----- MATERIAL PROVIDED
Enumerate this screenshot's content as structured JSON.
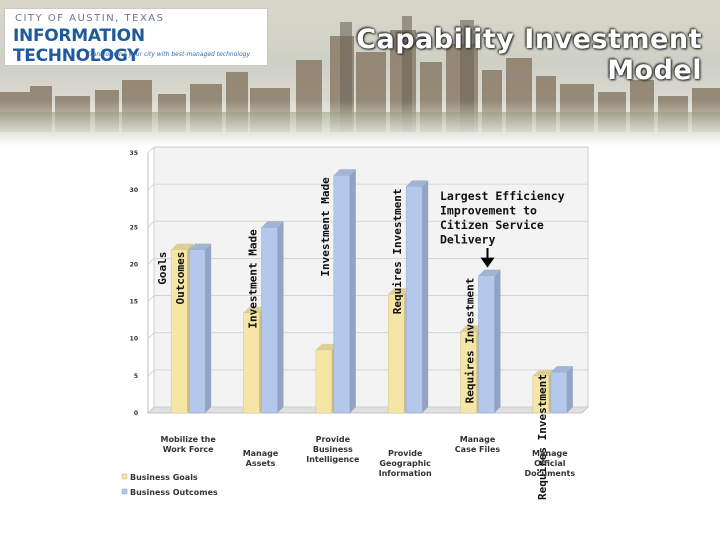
{
  "header": {
    "org_line": "CITY OF AUSTIN, TEXAS",
    "dept": "INFORMATION TECHNOLOGY",
    "tagline": "Transforming your city with best-managed technology",
    "title_line1": "Capability Investment",
    "title_line2": "Model"
  },
  "chart_data": {
    "type": "bar",
    "categories": [
      [
        "Mobilize the",
        "Work Force"
      ],
      [
        "Manage",
        "Assets"
      ],
      [
        "Provide",
        "Business",
        "Intelligence"
      ],
      [
        "Provide",
        "Geographic",
        "Information"
      ],
      [
        "Manage",
        "Case Files"
      ],
      [
        "Manage",
        "Official",
        "Documents"
      ]
    ],
    "series": [
      {
        "name": "Business Goals",
        "values": [
          22,
          13.5,
          8.5,
          16,
          11,
          5
        ],
        "color": "#f6e6a6"
      },
      {
        "name": "Business Outcomes",
        "values": [
          22,
          25,
          32,
          30.5,
          18.5,
          5.5
        ],
        "color": "#b3c8ec"
      }
    ],
    "ylim": [
      0,
      35
    ],
    "yticks": [
      0,
      5,
      10,
      15,
      20,
      25,
      30,
      35
    ],
    "grid": true,
    "legend": "bottom-left",
    "bar_labels": [
      {
        "text": "Goals",
        "category": 0,
        "series": 0
      },
      {
        "text": "Outcomes",
        "category": 0,
        "series": 1
      },
      {
        "text": "Investment Made",
        "category": 1,
        "series": 1
      },
      {
        "text": "Investment Made",
        "category": 2,
        "series": 1
      },
      {
        "text": "Requires Investment",
        "category": 3,
        "series": 1
      },
      {
        "text": "Requires Investment",
        "category": 4,
        "series": 1
      },
      {
        "text": "Requires Investment",
        "category": 5,
        "series": 1
      }
    ],
    "annotation": {
      "lines": [
        "Largest Efficiency",
        "Improvement to",
        "Citizen Service",
        "Delivery"
      ],
      "points_to_category": 4
    }
  }
}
----------
§ PROBLEM DESCRIPTION:
Reproduce each entry precisely. Leave the pictures out.

§ SOLUTION:
Enumerate this screenshot's content as structured JSON.
{
  "header": {
    "org_line": "CITY OF AUSTIN, TEXAS",
    "dept": "INFORMATION TECHNOLOGY",
    "tagline": "Transforming your city with best-managed technology",
    "title_line1": "Capability Investment",
    "title_line2": "Model"
  },
  "chart_data": {
    "type": "bar",
    "categories": [
      [
        "Mobilize the",
        "Work Force"
      ],
      [
        "Manage",
        "Assets"
      ],
      [
        "Provide",
        "Business",
        "Intelligence"
      ],
      [
        "Provide",
        "Geographic",
        "Information"
      ],
      [
        "Manage",
        "Case Files"
      ],
      [
        "Manage",
        "Official",
        "Documents"
      ]
    ],
    "series": [
      {
        "name": "Business Goals",
        "values": [
          22,
          13.5,
          8.5,
          16,
          11,
          5
        ],
        "color": "#f6e6a6"
      },
      {
        "name": "Business Outcomes",
        "values": [
          22,
          25,
          32,
          30.5,
          18.5,
          5.5
        ],
        "color": "#b3c8ec"
      }
    ],
    "ylim": [
      0,
      35
    ],
    "yticks": [
      0,
      5,
      10,
      15,
      20,
      25,
      30,
      35
    ],
    "grid": true,
    "legend": "bottom-left",
    "bar_labels": [
      {
        "text": "Goals",
        "category": 0,
        "series": 0
      },
      {
        "text": "Outcomes",
        "category": 0,
        "series": 1
      },
      {
        "text": "Investment Made",
        "category": 1,
        "series": 1
      },
      {
        "text": "Investment Made",
        "category": 2,
        "series": 1
      },
      {
        "text": "Requires Investment",
        "category": 3,
        "series": 1
      },
      {
        "text": "Requires Investment",
        "category": 4,
        "series": 1
      },
      {
        "text": "Requires Investment",
        "category": 5,
        "series": 1
      }
    ],
    "annotation": {
      "lines": [
        "Largest Efficiency",
        "Improvement to",
        "Citizen Service",
        "Delivery"
      ],
      "points_to_category": 4
    }
  }
}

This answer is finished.